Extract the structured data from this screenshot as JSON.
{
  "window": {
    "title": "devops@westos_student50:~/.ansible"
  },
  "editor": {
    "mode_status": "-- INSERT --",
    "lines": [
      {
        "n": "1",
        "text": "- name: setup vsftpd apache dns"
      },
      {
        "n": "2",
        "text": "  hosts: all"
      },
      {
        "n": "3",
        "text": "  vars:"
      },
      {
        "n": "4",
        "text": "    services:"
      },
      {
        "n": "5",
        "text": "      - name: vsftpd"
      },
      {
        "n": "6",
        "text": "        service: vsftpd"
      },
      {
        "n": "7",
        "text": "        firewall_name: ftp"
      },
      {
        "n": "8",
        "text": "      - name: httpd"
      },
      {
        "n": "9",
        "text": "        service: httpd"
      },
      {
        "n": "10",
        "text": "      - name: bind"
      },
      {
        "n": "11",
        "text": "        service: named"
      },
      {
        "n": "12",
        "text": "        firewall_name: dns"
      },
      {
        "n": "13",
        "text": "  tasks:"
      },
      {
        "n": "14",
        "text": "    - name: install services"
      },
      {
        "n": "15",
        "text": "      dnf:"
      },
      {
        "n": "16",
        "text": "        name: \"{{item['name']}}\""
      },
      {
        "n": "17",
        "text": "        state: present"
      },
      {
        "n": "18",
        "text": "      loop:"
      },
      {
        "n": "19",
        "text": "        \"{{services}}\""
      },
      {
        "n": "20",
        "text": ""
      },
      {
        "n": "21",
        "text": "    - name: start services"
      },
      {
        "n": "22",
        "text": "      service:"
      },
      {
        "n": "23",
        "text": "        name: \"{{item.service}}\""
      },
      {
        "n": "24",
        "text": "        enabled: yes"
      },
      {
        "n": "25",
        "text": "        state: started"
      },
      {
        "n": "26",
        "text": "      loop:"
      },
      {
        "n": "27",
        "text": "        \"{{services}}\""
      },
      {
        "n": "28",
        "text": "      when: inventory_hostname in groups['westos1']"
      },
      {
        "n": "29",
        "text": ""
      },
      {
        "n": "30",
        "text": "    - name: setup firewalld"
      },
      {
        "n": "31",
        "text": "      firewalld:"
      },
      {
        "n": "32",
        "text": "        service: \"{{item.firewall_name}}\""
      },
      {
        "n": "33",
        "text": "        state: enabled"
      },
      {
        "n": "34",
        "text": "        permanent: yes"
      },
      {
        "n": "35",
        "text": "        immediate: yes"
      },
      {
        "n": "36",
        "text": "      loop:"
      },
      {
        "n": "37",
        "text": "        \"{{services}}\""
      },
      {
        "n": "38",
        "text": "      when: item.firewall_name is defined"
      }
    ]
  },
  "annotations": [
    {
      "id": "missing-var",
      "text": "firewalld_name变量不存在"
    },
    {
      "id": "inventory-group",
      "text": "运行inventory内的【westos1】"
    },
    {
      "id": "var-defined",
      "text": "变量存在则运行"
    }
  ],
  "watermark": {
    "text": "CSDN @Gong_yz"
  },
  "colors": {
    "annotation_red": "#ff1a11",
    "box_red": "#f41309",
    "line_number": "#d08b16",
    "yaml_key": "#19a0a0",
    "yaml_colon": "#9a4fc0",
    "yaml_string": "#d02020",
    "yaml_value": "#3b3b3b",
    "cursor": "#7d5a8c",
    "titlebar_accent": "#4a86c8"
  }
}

◆ ◆ ◆ ◆

■ **Task directions**
Go through the records above and copy every line with the word "vsftpd".

■ **Completed exercise**
        "text": "- name: setup vsftpd apache dns"
        "text": "      - name: vsftpd"
        "text": "        service: vsftpd"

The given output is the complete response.